What to produce: Below are the records. Gather each line that holds "Training".

Provided data:

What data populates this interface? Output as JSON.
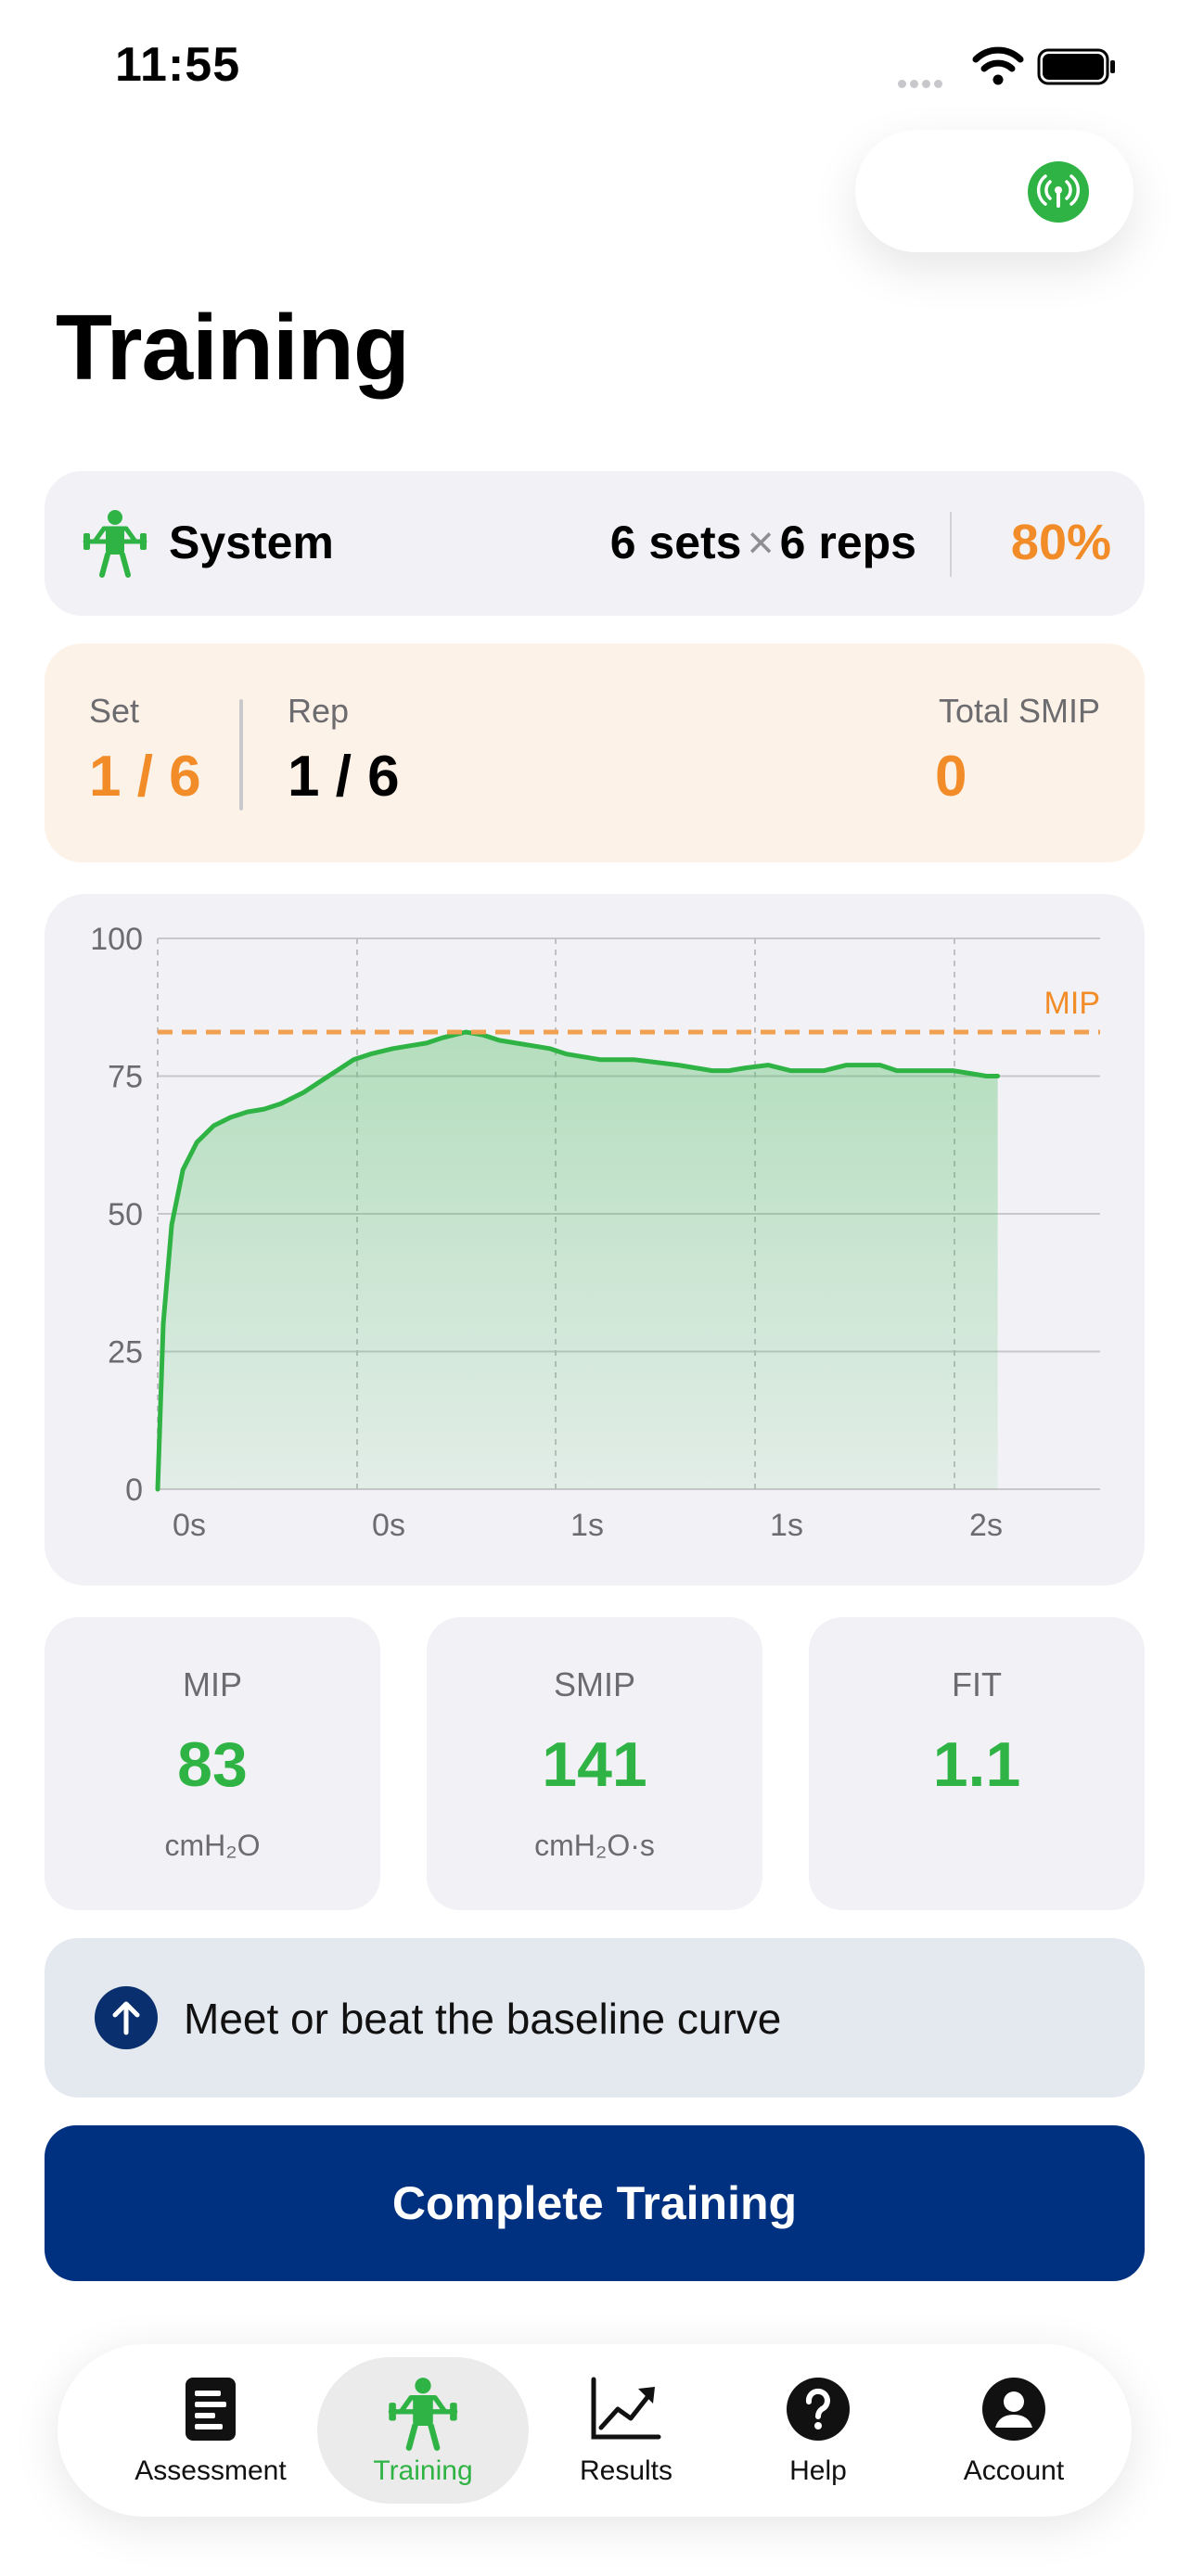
{
  "status_bar": {
    "time": "11:55"
  },
  "title": "Training",
  "system_card": {
    "label": "System",
    "sets": "6 sets",
    "times": "×",
    "reps": "6 reps",
    "intensity": "80%"
  },
  "progress": {
    "set_label": "Set",
    "set_value": "1 / 6",
    "rep_label": "Rep",
    "rep_value": "1 / 6",
    "total_label": "Total SMIP",
    "total_value": "0"
  },
  "chart_data": {
    "type": "area",
    "y_ticks": [
      "100",
      "75",
      "50",
      "25",
      "0"
    ],
    "x_ticks": [
      "0s",
      "0s",
      "1s",
      "1s",
      "2s"
    ],
    "ylim": [
      0,
      100
    ],
    "mip_label": "MIP",
    "mip_value": 83,
    "series": [
      {
        "x": [
          0,
          0.02,
          0.05,
          0.09,
          0.14,
          0.2,
          0.26,
          0.32,
          0.38,
          0.44,
          0.52,
          0.58,
          0.64,
          0.7,
          0.76,
          0.84,
          0.9,
          0.96,
          1.02,
          1.1,
          1.16,
          1.22,
          1.28,
          1.34,
          1.4,
          1.46,
          1.52,
          1.58,
          1.64,
          1.7,
          1.78,
          1.86,
          1.92,
          1.98,
          2.04,
          2.1,
          2.18,
          2.26,
          2.32,
          2.38,
          2.46,
          2.52,
          2.58,
          2.64,
          2.72,
          2.78,
          2.84,
          2.9,
          2.96,
          3.0
        ],
        "values": [
          0,
          30,
          48,
          58,
          63,
          66,
          67.5,
          68.5,
          69,
          70,
          72,
          74,
          76,
          78,
          79,
          80,
          80.5,
          81,
          82,
          83,
          82.5,
          81.5,
          81,
          80.5,
          80,
          79,
          78.5,
          78,
          78,
          78,
          77.5,
          77,
          76.5,
          76,
          76,
          76.5,
          77,
          76,
          76,
          76,
          77,
          77,
          77,
          76,
          76,
          76,
          76,
          75.5,
          75,
          75
        ]
      }
    ],
    "colors": {
      "line": "#2fb344",
      "mip_line": "#f0a050",
      "mip_label": "#f28c28"
    }
  },
  "metrics": [
    {
      "label": "MIP",
      "value": "83",
      "unit": "cmH₂O"
    },
    {
      "label": "SMIP",
      "value": "141",
      "unit": "cmH₂O·s"
    },
    {
      "label": "FIT",
      "value": "1.1",
      "unit": ""
    }
  ],
  "hint": {
    "text": "Meet or beat the baseline curve",
    "icon": "arrow-up-circle-icon"
  },
  "complete_button": {
    "label": "Complete Training"
  },
  "tabs": [
    {
      "label": "Assessment",
      "icon": "assessment-icon"
    },
    {
      "label": "Training",
      "icon": "weightlifter-icon",
      "active": true
    },
    {
      "label": "Results",
      "icon": "chart-up-icon"
    },
    {
      "label": "Help",
      "icon": "help-circle-icon"
    },
    {
      "label": "Account",
      "icon": "person-circle-icon"
    }
  ],
  "colors": {
    "accent_green": "#2fb344",
    "accent_orange": "#f28c28",
    "primary_navy": "#003180"
  }
}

Exercise response:
  "title": "Training",
    "label": "Complete Training"
      "label": "Training",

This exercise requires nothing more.